THE PROBLEM:
State only the count of lines in the listing below that hold "Декабрь".

SUPPLIED DATA:

/---

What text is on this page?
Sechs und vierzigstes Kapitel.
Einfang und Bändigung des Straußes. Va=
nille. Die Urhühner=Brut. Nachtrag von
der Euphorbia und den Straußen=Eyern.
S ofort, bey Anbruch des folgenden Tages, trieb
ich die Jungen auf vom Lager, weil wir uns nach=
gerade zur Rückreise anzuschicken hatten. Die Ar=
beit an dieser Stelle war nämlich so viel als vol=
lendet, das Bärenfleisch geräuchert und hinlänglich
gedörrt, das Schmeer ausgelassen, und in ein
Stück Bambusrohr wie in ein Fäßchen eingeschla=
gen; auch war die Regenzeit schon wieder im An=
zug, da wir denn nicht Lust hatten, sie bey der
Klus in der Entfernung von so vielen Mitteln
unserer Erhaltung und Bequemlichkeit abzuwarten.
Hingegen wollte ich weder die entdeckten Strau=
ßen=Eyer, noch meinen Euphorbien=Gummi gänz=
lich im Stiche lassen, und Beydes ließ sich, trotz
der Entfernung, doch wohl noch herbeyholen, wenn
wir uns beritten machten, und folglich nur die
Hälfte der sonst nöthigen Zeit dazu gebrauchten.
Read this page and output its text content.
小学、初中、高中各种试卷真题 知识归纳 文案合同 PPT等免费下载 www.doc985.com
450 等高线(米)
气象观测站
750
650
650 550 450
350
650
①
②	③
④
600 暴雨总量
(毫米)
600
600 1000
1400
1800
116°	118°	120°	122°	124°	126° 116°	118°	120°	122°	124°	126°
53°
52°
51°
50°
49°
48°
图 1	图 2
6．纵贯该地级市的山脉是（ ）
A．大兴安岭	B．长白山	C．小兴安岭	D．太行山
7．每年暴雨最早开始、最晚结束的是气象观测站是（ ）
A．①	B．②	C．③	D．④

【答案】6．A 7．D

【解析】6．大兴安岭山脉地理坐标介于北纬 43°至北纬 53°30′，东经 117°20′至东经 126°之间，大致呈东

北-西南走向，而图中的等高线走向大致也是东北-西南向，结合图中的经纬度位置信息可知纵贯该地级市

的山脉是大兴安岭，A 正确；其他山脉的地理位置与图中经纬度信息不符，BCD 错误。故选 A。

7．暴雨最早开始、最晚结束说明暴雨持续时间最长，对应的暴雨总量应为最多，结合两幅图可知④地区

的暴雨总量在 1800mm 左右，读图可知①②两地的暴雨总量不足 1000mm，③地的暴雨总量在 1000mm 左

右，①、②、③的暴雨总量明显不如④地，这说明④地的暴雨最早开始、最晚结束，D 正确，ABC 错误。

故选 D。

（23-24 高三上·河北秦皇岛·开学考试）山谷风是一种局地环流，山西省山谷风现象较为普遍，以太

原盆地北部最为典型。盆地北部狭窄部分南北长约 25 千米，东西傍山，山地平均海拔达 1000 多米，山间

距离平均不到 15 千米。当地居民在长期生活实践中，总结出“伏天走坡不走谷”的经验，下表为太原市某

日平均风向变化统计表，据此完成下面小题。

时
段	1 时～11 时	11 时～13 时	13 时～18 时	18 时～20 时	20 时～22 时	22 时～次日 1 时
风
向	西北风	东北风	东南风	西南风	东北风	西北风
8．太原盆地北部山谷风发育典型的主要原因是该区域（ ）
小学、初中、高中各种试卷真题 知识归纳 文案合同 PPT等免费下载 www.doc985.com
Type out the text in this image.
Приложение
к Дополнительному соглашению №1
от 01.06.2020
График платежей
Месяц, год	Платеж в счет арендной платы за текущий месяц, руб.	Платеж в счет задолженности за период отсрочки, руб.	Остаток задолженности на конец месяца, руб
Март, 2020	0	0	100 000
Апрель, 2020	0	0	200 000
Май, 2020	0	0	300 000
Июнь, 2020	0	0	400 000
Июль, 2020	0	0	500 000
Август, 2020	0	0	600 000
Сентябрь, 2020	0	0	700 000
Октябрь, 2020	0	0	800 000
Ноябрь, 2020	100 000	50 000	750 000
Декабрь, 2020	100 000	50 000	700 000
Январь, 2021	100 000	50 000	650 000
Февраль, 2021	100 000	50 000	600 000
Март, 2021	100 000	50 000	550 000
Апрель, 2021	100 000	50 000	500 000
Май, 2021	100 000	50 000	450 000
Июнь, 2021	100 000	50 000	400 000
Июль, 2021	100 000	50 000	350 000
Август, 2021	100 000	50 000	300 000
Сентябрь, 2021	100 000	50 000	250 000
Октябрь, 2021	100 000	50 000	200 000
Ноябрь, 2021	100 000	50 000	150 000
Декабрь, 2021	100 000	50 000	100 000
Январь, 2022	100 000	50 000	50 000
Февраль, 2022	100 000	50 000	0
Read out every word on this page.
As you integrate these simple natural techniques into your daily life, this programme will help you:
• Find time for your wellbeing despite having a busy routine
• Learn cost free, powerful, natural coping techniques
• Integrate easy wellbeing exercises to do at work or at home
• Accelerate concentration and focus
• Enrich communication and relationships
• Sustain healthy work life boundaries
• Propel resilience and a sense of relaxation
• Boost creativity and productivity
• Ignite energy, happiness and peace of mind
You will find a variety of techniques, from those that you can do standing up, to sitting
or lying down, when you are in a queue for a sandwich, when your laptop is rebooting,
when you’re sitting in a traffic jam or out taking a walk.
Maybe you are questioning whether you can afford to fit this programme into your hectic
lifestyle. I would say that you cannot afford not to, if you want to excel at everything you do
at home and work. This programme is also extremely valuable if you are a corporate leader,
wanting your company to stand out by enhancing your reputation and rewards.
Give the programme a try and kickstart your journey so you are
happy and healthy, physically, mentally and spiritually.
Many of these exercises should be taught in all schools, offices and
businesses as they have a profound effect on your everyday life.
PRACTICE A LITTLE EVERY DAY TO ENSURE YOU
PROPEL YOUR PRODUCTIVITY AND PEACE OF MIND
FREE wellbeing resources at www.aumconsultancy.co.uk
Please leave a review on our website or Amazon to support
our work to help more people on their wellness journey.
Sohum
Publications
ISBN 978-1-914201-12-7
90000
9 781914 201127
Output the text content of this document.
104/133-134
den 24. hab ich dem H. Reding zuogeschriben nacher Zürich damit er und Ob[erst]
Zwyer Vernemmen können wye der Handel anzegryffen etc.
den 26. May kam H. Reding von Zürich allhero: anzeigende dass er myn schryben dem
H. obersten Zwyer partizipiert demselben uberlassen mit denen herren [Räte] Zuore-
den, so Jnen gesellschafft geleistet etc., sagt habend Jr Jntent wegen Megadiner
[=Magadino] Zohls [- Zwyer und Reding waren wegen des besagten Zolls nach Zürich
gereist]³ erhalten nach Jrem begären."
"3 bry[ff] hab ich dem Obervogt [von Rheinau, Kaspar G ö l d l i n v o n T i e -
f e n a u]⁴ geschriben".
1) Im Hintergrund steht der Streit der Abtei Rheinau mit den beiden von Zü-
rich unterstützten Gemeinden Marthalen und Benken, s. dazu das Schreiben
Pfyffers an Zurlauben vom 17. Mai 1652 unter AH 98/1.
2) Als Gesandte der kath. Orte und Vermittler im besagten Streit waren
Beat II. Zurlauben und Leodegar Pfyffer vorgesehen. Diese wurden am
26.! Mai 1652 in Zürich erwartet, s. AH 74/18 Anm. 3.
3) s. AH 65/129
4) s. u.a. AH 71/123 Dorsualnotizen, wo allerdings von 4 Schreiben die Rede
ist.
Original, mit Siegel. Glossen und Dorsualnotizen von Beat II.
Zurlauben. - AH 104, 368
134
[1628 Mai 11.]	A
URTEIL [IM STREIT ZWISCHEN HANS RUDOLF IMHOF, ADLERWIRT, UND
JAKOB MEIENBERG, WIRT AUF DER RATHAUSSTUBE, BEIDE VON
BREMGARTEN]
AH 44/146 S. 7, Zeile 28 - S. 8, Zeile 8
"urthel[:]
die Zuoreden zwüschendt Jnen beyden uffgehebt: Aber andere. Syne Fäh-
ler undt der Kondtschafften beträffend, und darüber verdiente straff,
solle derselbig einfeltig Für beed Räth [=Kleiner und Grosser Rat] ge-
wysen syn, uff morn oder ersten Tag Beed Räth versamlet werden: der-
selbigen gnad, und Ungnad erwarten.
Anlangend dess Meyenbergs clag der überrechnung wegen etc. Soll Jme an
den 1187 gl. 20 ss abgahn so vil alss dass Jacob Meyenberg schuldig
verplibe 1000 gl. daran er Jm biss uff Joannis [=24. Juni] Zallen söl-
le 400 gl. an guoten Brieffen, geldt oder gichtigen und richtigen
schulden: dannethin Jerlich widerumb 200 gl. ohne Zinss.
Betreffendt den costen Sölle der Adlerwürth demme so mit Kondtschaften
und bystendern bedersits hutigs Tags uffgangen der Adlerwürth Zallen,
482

\---

RESPONSE TO THE TASK:
2